— Begin —

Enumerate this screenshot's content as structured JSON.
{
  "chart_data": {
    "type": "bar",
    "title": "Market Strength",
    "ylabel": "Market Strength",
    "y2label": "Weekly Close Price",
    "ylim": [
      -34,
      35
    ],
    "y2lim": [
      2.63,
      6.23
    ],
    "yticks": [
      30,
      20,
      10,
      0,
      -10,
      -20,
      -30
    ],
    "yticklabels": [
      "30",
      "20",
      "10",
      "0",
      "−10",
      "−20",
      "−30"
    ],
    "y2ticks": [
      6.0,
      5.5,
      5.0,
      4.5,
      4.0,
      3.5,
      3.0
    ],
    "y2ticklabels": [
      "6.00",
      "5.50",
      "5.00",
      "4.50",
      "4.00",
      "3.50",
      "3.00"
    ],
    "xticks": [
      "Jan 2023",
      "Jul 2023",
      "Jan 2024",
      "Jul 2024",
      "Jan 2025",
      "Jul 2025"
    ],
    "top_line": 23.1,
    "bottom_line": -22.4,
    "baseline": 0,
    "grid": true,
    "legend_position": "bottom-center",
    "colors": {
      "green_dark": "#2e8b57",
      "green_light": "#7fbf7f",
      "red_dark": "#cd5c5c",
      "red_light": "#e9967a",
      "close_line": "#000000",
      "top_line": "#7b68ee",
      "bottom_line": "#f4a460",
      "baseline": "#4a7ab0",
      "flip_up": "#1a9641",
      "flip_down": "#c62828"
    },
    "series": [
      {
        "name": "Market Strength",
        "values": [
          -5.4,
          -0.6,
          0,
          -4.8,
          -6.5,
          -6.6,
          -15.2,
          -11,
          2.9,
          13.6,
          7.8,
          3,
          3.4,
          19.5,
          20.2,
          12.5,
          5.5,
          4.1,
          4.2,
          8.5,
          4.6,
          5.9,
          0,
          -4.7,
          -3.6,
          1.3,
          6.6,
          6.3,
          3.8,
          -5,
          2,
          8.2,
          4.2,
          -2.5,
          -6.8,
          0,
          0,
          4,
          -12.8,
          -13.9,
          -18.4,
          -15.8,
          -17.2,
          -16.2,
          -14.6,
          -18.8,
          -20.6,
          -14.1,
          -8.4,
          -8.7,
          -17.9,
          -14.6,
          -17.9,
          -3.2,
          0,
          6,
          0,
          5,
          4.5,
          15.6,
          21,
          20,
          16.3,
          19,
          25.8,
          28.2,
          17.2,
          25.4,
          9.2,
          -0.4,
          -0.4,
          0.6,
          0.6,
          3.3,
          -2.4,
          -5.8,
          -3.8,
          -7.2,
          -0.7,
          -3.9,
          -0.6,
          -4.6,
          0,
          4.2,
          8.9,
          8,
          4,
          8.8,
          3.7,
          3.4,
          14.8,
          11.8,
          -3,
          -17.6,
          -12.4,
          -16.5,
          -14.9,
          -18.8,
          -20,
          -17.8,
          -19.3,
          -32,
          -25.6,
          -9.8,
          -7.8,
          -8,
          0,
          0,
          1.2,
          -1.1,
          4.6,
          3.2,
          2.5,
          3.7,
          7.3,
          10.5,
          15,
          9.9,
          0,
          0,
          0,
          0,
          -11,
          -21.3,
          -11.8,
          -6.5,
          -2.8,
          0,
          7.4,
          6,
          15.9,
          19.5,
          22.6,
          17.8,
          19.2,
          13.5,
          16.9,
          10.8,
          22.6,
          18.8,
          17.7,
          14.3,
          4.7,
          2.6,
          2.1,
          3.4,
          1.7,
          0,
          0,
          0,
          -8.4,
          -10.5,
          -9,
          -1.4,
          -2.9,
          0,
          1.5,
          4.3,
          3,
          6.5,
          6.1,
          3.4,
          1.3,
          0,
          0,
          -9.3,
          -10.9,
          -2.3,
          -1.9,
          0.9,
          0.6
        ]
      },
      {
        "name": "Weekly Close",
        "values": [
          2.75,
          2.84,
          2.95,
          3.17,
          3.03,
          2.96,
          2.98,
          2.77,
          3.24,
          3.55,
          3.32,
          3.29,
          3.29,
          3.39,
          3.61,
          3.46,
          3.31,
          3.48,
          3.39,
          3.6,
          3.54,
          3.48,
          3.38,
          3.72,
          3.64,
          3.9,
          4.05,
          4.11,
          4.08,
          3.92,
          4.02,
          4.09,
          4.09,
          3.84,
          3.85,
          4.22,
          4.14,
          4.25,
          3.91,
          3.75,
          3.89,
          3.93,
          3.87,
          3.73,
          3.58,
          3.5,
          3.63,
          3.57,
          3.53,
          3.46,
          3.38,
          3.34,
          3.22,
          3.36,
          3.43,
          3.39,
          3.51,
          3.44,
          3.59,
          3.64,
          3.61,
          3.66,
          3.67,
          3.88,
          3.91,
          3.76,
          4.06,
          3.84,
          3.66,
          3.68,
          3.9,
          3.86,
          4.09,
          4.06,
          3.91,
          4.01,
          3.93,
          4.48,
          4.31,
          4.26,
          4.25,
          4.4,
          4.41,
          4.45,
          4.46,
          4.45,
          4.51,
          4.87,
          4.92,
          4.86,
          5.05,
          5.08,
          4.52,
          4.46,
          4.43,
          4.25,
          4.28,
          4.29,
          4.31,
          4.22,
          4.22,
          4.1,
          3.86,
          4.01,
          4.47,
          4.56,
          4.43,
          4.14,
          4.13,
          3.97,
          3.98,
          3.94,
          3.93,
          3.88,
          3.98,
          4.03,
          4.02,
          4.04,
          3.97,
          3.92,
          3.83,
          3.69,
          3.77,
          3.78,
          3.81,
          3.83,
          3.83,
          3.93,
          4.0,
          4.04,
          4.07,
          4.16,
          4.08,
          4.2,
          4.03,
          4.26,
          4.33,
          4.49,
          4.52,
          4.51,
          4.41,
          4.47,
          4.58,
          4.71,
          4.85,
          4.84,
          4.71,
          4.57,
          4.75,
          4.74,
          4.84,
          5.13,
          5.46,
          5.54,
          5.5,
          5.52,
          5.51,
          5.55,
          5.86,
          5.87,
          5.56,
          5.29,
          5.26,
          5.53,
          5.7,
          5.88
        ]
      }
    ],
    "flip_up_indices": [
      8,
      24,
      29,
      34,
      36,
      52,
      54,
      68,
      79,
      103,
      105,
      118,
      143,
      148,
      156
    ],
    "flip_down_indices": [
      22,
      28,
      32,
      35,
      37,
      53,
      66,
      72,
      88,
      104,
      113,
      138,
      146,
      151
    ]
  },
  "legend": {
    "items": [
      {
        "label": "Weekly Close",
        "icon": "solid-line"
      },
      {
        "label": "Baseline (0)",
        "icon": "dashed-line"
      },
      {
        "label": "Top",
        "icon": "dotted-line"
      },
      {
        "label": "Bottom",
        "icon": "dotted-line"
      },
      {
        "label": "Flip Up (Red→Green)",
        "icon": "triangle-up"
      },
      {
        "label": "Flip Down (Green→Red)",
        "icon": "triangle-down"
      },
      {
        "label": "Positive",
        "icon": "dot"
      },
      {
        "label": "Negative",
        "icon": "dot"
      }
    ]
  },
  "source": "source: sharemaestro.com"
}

— End —

_GIVEN INSTRUCTION_
Filter the records above and return every line that holds the word "Market".

_EXERCISE SOLUTION_
    "title": "Market Strength",
    "ylabel": "Market Strength",
        "name": "Market Strength",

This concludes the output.